++++ Rows

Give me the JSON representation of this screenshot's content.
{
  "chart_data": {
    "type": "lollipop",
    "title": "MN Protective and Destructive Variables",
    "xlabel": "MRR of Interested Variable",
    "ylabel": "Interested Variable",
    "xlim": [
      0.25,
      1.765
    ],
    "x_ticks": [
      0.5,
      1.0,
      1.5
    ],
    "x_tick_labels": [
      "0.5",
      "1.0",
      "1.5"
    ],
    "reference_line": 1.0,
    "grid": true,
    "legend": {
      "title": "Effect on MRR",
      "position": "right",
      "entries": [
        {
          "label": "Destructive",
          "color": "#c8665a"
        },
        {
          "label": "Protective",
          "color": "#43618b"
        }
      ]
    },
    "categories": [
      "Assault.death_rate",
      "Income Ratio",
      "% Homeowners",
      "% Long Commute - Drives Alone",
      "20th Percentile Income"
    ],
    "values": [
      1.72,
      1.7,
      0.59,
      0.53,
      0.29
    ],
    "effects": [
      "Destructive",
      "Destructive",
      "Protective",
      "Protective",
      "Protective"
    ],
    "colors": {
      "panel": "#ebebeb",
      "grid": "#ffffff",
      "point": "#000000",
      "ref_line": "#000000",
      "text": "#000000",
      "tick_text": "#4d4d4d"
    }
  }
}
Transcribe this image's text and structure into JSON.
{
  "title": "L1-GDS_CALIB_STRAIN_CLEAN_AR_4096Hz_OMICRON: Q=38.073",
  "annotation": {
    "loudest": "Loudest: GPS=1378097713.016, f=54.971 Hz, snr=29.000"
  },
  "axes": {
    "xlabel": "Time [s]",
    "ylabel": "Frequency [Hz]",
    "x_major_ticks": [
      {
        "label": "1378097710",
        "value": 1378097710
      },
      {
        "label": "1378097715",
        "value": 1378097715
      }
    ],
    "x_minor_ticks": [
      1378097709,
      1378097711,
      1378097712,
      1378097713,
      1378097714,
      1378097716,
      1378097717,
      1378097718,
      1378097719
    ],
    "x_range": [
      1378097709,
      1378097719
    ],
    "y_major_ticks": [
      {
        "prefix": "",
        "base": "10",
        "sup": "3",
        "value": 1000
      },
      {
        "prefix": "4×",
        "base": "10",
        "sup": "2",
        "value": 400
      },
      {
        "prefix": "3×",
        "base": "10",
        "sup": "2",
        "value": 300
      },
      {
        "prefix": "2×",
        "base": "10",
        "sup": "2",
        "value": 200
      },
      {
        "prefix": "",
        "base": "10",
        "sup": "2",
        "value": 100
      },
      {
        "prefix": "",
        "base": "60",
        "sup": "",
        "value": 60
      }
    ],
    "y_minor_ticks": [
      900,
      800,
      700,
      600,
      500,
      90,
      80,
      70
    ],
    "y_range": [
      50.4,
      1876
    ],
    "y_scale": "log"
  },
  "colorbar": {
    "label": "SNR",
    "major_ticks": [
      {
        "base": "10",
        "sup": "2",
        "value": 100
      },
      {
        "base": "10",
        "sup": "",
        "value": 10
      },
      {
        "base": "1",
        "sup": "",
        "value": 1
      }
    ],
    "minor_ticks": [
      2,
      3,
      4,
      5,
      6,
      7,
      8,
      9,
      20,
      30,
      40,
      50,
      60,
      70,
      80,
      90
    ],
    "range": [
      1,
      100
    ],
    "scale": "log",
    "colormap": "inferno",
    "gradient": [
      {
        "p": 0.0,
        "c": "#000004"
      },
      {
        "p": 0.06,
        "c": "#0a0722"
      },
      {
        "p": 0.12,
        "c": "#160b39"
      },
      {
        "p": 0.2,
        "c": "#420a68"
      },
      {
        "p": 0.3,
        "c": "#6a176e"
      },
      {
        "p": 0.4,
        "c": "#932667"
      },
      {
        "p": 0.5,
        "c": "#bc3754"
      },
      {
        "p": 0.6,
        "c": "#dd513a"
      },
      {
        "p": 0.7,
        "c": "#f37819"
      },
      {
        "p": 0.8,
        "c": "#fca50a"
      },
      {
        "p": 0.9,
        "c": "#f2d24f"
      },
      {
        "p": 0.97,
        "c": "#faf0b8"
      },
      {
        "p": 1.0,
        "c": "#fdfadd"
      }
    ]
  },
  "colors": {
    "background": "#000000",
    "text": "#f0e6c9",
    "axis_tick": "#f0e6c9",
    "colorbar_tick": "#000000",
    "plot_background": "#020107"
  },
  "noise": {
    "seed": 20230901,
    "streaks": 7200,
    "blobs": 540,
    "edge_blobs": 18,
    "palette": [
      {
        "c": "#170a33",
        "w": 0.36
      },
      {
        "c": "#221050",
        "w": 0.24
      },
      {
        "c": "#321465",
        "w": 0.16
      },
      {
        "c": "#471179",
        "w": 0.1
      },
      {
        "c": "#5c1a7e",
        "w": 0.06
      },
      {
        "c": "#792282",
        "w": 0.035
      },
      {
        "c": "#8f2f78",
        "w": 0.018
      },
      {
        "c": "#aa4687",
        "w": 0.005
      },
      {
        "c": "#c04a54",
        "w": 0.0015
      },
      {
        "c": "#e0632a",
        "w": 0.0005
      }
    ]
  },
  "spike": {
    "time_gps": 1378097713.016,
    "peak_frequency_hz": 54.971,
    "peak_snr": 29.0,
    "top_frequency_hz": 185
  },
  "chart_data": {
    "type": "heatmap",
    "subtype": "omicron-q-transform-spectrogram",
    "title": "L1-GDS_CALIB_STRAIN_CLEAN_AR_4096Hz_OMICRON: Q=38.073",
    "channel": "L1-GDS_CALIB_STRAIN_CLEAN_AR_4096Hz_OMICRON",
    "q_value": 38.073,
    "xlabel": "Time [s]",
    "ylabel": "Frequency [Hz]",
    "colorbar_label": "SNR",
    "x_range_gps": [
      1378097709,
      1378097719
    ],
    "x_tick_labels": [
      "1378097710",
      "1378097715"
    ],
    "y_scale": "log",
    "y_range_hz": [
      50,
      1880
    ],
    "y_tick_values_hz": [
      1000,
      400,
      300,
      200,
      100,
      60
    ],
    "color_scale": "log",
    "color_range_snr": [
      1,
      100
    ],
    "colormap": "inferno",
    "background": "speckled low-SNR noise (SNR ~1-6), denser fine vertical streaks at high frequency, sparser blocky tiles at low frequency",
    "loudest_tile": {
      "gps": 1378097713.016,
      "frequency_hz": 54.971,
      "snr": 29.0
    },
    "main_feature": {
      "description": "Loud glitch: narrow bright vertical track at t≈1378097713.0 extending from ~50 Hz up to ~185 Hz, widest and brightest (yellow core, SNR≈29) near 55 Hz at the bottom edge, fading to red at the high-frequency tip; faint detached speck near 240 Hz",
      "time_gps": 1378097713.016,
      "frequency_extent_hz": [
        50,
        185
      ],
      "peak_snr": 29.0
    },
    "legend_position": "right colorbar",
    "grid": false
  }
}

++++++++

--- Exercise task ---
Copy, from the material above, each line in which the string "Protective" occurs.

--- Solved exercise ---
    "title": "MN Protective and Destructive Variables",
          "label": "Protective",
      "Protective",
      "Protective",
      "Protective"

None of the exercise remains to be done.